What you need to do — Begin with the line that contains "Decode this image" and transcribe each line after it, up to and including the last line of the listing below.

Entries provided —
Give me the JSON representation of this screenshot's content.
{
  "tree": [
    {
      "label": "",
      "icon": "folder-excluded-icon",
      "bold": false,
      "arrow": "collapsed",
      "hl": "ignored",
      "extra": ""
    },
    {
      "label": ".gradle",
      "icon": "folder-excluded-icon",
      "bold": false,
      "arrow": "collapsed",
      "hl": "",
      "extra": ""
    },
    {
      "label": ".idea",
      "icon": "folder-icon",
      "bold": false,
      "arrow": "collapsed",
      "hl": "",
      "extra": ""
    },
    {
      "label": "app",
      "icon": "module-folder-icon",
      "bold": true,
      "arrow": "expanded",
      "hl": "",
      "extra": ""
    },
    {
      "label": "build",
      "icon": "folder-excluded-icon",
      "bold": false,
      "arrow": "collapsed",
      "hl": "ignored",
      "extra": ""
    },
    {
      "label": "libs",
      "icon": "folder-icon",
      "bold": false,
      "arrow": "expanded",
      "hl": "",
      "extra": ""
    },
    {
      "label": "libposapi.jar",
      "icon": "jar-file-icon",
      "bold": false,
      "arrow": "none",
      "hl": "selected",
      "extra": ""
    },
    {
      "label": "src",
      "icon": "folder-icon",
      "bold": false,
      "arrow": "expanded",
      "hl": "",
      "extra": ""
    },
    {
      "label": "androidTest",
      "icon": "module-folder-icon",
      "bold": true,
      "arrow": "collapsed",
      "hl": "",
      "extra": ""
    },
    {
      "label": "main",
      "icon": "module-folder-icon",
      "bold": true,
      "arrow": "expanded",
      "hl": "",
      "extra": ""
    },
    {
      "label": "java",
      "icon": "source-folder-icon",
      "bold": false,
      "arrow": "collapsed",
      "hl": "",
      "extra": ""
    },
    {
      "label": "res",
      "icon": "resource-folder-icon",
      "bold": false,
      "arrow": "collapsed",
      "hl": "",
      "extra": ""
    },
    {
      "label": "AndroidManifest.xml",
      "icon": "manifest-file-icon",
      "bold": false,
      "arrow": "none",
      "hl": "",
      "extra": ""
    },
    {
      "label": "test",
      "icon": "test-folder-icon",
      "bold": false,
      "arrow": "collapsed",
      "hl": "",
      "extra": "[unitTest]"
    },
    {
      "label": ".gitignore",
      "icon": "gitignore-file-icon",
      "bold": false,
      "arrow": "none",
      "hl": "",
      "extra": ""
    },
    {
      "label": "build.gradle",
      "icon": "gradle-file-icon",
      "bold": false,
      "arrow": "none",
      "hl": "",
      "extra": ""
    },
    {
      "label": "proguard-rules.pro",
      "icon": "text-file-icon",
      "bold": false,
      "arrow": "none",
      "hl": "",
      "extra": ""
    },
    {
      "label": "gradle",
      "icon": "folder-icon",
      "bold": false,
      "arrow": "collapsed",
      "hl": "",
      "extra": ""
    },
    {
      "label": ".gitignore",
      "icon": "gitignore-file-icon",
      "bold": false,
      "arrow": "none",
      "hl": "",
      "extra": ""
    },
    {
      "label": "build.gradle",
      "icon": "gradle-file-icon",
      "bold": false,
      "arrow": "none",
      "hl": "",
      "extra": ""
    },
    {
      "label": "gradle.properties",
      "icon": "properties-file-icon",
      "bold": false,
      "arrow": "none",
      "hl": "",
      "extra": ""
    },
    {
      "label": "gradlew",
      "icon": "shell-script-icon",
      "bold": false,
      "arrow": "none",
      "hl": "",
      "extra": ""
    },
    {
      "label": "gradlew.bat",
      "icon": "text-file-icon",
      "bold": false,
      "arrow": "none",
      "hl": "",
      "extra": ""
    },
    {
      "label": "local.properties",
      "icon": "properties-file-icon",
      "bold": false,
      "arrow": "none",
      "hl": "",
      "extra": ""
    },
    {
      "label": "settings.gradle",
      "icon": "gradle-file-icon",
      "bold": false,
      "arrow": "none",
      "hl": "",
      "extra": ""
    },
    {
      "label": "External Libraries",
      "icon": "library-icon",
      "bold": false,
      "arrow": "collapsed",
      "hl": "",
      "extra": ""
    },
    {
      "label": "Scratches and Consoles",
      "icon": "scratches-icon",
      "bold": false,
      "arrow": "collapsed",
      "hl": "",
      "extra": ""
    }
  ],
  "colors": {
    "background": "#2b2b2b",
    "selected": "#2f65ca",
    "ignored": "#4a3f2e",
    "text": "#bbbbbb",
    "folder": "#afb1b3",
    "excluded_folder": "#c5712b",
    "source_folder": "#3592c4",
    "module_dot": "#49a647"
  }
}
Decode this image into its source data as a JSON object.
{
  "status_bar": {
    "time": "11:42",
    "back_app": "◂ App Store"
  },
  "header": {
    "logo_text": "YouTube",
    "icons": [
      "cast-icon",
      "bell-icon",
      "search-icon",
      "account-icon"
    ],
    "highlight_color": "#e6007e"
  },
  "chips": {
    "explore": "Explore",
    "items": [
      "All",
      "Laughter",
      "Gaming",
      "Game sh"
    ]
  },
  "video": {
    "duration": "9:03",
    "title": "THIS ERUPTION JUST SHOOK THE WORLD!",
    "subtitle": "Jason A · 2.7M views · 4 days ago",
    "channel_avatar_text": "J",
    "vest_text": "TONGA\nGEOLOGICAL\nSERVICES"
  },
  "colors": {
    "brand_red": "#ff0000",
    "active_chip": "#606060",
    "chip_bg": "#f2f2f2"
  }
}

Answer —
Decode this image into its source data as a JSON object.
{
  "status_bar": {
    "time": "11:42",
    "back_app": "◂ App Store"
  },
  "header": {
    "logo_text": "YouTube",
    "icons": [
      "cast-icon",
      "bell-icon",
      "search-icon",
      "account-icon"
    ],
    "highlight_color": "#e6007e"
  },
  "chips": {
    "explore": "Explore",
    "items": [
      "All",
      "Laughter",
      "Gaming",
      "Game sh"
    ]
  },
  "video": {
    "duration": "9:03",
    "title": "THIS ERUPTION JUST SHOOK THE WORLD!",
    "subtitle": "Jason A · 2.7M views · 4 days ago",
    "channel_avatar_text": "J",
    "vest_text": "TONGA\nGEOLOGICAL\nSERVICES"
  },
  "colors": {
    "brand_red": "#ff0000",
    "active_chip": "#606060",
    "chip_bg": "#f2f2f2"
  }
}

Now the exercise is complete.